▶ _Material shown_:
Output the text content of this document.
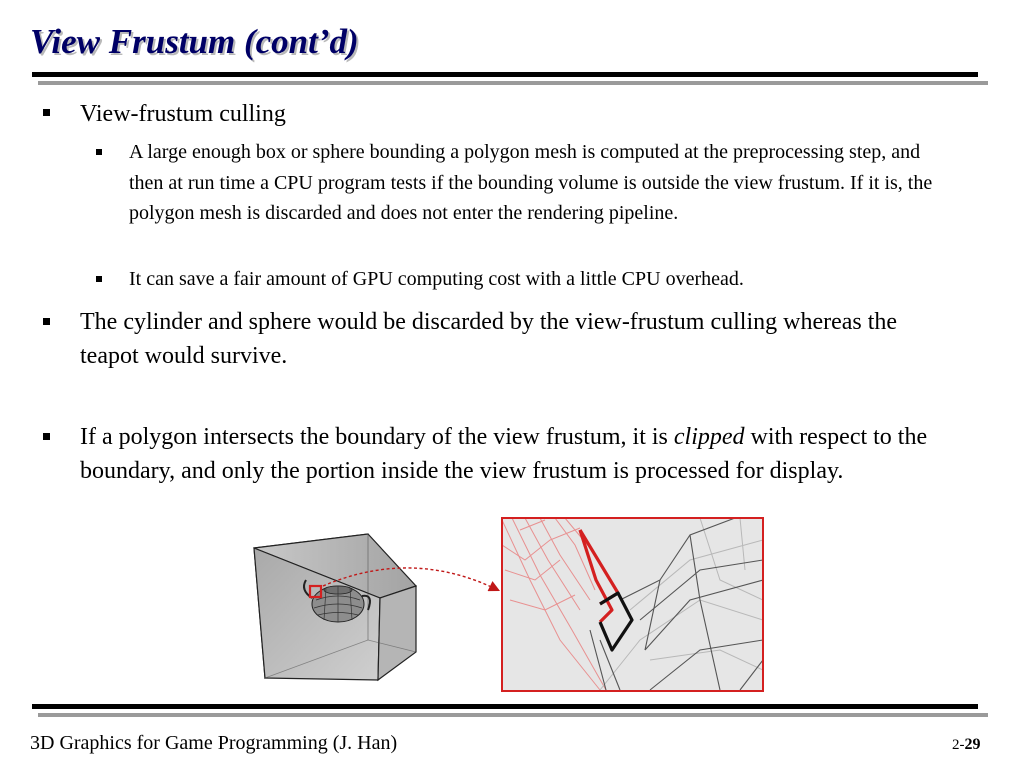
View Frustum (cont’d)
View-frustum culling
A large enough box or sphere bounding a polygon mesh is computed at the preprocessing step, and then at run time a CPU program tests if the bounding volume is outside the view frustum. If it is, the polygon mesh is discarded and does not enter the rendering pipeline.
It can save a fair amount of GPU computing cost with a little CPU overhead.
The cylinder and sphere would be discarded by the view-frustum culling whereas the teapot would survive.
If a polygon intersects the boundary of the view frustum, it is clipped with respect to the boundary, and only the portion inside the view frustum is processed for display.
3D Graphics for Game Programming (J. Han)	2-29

▶ _Stated task_: Exactly reproduce the entries above, minus the pictures.

▶ _Result of this task_:
Output the text content of this document.
View Frustum (cont’d)
View-frustum culling
A large enough box or sphere bounding a polygon mesh is computed at the preprocessing step, and then at run time a CPU program tests if the bounding volume is outside the view frustum. If it is, the polygon mesh is discarded and does not enter the rendering pipeline.
It can save a fair amount of GPU computing cost with a little CPU overhead.
The cylinder and sphere would be discarded by the view-frustum culling whereas the teapot would survive.
If a polygon intersects the boundary of the view frustum, it is clipped with respect to the boundary, and only the portion inside the view frustum is processed for display.
3D Graphics for Game Programming (J. Han)	2-29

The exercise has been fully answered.